Records:
==========

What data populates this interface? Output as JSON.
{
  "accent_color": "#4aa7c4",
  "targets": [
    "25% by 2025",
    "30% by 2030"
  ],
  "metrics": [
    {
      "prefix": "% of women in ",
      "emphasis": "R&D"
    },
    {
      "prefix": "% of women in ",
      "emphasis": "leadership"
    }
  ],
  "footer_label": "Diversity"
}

==========

Problem description:
Copy out all of the records shown above exactly.

Problem solution:
What data populates this interface? Output as JSON.
{
  "accent_color": "#4aa7c4",
  "targets": [
    "25% by 2025",
    "30% by 2030"
  ],
  "metrics": [
    {
      "prefix": "% of women in ",
      "emphasis": "R&D"
    },
    {
      "prefix": "% of women in ",
      "emphasis": "leadership"
    }
  ],
  "footer_label": "Diversity"
}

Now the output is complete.